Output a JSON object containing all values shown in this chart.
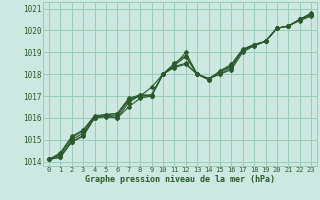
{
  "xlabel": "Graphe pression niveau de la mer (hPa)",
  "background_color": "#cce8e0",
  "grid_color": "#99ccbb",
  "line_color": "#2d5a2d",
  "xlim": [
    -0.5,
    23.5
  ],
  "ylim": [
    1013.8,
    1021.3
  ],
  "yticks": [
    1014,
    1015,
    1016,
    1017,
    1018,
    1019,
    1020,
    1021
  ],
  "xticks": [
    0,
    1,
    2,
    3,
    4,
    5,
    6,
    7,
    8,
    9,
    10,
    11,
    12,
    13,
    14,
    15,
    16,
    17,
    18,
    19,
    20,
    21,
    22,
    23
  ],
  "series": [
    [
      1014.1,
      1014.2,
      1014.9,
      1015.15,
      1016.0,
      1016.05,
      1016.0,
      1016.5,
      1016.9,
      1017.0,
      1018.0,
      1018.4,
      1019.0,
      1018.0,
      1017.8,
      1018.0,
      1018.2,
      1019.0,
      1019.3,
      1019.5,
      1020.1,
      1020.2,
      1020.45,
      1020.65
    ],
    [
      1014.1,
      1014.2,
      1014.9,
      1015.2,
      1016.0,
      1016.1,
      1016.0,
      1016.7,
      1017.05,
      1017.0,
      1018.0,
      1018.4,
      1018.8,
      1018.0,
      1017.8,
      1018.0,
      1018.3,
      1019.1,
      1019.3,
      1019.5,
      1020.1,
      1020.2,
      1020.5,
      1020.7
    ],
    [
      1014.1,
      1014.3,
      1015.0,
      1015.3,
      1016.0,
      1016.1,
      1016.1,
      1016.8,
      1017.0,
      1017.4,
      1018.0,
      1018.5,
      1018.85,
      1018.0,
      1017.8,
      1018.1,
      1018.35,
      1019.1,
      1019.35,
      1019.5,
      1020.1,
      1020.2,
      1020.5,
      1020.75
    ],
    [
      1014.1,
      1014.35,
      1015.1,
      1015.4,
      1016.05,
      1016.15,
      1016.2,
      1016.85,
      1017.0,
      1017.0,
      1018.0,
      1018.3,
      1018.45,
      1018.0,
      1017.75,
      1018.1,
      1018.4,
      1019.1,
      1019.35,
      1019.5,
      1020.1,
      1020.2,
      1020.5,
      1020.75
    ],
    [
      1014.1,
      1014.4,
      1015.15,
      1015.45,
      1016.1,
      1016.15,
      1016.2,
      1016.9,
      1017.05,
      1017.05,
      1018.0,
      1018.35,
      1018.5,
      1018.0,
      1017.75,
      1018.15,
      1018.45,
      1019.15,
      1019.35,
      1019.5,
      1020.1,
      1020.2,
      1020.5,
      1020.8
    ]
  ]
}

= = =

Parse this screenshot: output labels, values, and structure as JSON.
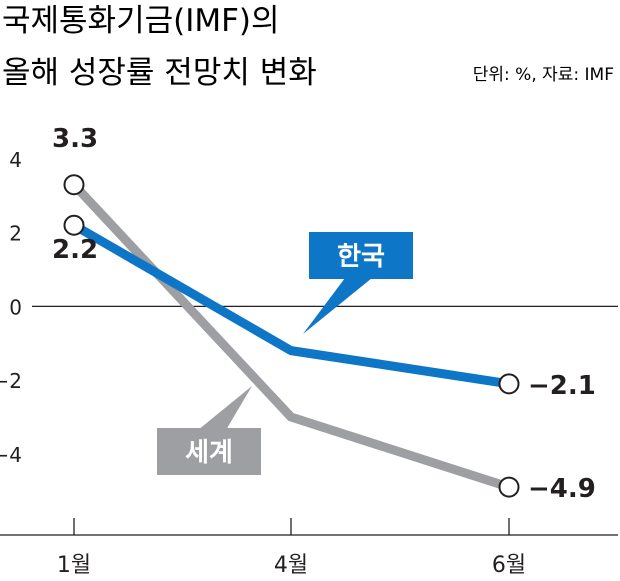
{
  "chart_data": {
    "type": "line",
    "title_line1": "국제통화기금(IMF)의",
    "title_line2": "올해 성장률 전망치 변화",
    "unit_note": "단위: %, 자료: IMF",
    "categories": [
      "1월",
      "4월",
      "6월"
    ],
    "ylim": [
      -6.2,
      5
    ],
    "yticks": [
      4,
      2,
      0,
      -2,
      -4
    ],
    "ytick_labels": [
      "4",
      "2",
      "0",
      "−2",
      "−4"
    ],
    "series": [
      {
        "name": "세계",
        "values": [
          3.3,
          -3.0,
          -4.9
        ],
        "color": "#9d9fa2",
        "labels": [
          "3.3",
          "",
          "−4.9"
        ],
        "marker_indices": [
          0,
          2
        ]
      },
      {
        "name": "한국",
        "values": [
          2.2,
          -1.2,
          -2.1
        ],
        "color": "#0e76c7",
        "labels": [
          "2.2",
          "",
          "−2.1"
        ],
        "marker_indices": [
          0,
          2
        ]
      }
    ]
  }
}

= = =

What to do -> Isolate the lines above that contain the word "values" and copy them.

Final result ->
Output a JSON object containing all values shown in this chart.
Parse this screenshot: output labels, values, and structure as JSON.
        "values": [
        "values": [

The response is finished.